▶ _REQUEST_
Reproduce the data exactly and drop any pictures it holds.

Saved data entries
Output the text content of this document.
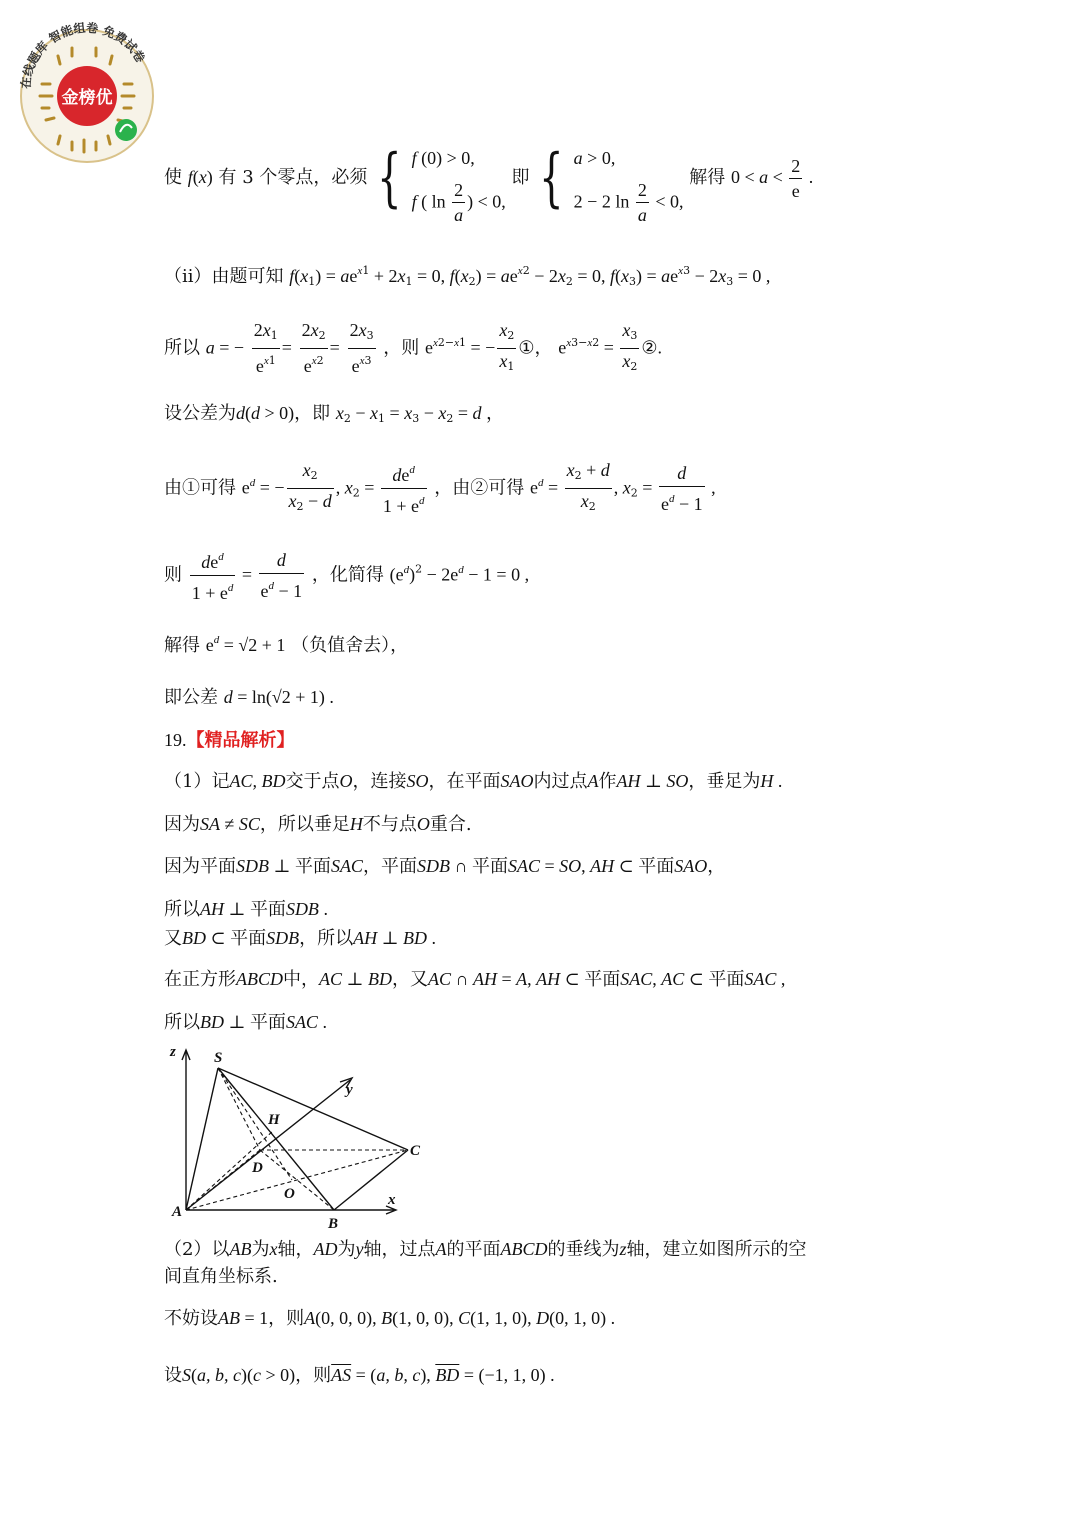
金榜优
在线题库 智能组卷 免费试卷
使 f(x) 有 3 个零点，必须 { f (0) > 0,
f ( $\ln \frac{2}{a}$ ) < 0,
即 { a > 0,
2 − 2 $\ln \frac{2}{a} < 0$,
解得 $0 < a < \frac{2}{e}$ .
（ii）由题可知 $f(x_1) = ae^{x1} + 2x_1 = 0$, $f(x_2) = ae^{x2} - 2x_2 = 0$, $f(x_3) = ae^{x3} - 2x_3 = 0$ ,
所以 a = − $\frac{2x_1}{e^{x1}} = \frac{2x_2}{e^{x2}} = \frac{2x_3}{e^{x3}}$ ，则 $e^{x2-x1}$ = − $\frac{x_2}{x_1}$ ①， $e^{x3-x2} = \frac{x_3}{x_2}$ ②.
设公差为d(d > 0)，即 $x_2 - x_1 = x_3 - x_2 = d$ ，
由①可得 $e^d$ = − $\frac{x_2}{x_2 - d}$ , $x_2 = \frac{de^d}{1 + e^d}$ ，由②可得 $e^d = \frac{x_2 + d}{x_2}$ , $x_2 = \frac{d}{e^d - 1}$ ,
则 $\frac{de^d}{1 + e^d} = \frac{d}{e^d - 1}$ ，化简得 $(e^d)^2 - 2e^d - 1 = 0$ ,
解得 $e^d = √2 + 1$ （负值舍去），
即公差 d = ln(√2 + 1) .
19.【精品解析】
（1）记AC, BD交于点O，连接SO，在平面SAO内过点A作AH ⊥ SO，垂足为H .
因为SA ≠ SC，所以垂足H不与点O重合.
因为平面SDB ⊥ 平面SAC，平面SDB ∩ 平面SAC = SO, AH ⊂ 平面SAO，
所以AH ⊥ 平面SDB .
又BD ⊂ 平面SDB，所以AH ⊥ BD .
在正方形ABCD中，AC ⊥ BD，又AC ∩ AH = A, AH ⊂ 平面SAC, AC ⊂ 平面SAC ,
所以BD ⊥ 平面SAC .
S
H
C
D
O
A
B
x
y
z
（2）以AB为x轴，AD为y轴，过点A的平面ABCD的垂线为z轴，建立如图所示的空
间直角坐标系.
不妨设AB = 1，则A(0, 0, 0), B(1, 0, 0), C(1, 1, 0), D(0, 1, 0) .
设S(a, b, c)(c > 0)，则$\overline{AS} = (a$, b, c), $\overline{BD} = (-1$, 1, 0) .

▶ _REPLY TO THE TASK_
Output the text content of this document.
金榜优
在线题库 智能组卷 免费试卷
使 f(x) 有 3 个零点，必须 { f (0) > 0,
f ( $\ln \frac{2}{a}$ ) < 0,
即 { a > 0,
2 − 2 $\ln \frac{2}{a} < 0$,
解得 $0 < a < \frac{2}{e}$ .
（ii）由题可知 $f(x_1) = ae^{x1} + 2x_1 = 0$, $f(x_2) = ae^{x2} - 2x_2 = 0$, $f(x_3) = ae^{x3} - 2x_3 = 0$ ,
所以 a = − $\frac{2x_1}{e^{x1}} = \frac{2x_2}{e^{x2}} = \frac{2x_3}{e^{x3}}$ ，则 $e^{x2-x1}$ = − $\frac{x_2}{x_1}$ ①， $e^{x3-x2} = \frac{x_3}{x_2}$ ②.
设公差为d(d > 0)，即 $x_2 - x_1 = x_3 - x_2 = d$ ，
由①可得 $e^d$ = − $\frac{x_2}{x_2 - d}$ , $x_2 = \frac{de^d}{1 + e^d}$ ，由②可得 $e^d = \frac{x_2 + d}{x_2}$ , $x_2 = \frac{d}{e^d - 1}$ ,
则 $\frac{de^d}{1 + e^d} = \frac{d}{e^d - 1}$ ，化简得 $(e^d)^2 - 2e^d - 1 = 0$ ,
解得 $e^d = √2 + 1$ （负值舍去），
即公差 d = ln(√2 + 1) .
19.【精品解析】
（1）记AC, BD交于点O，连接SO，在平面SAO内过点A作AH ⊥ SO，垂足为H .
因为SA ≠ SC，所以垂足H不与点O重合.
因为平面SDB ⊥ 平面SAC，平面SDB ∩ 平面SAC = SO, AH ⊂ 平面SAO，
所以AH ⊥ 平面SDB .
又BD ⊂ 平面SDB，所以AH ⊥ BD .
在正方形ABCD中，AC ⊥ BD，又AC ∩ AH = A, AH ⊂ 平面SAC, AC ⊂ 平面SAC ,
所以BD ⊥ 平面SAC .
S
H
C
D
O
A
B
x
y
z
（2）以AB为x轴，AD为y轴，过点A的平面ABCD的垂线为z轴，建立如图所示的空
间直角坐标系.
不妨设AB = 1，则A(0, 0, 0), B(1, 0, 0), C(1, 1, 0), D(0, 1, 0) .
设S(a, b, c)(c > 0)，则$\overline{AS} = (a$, b, c), $\overline{BD} = (-1$, 1, 0) .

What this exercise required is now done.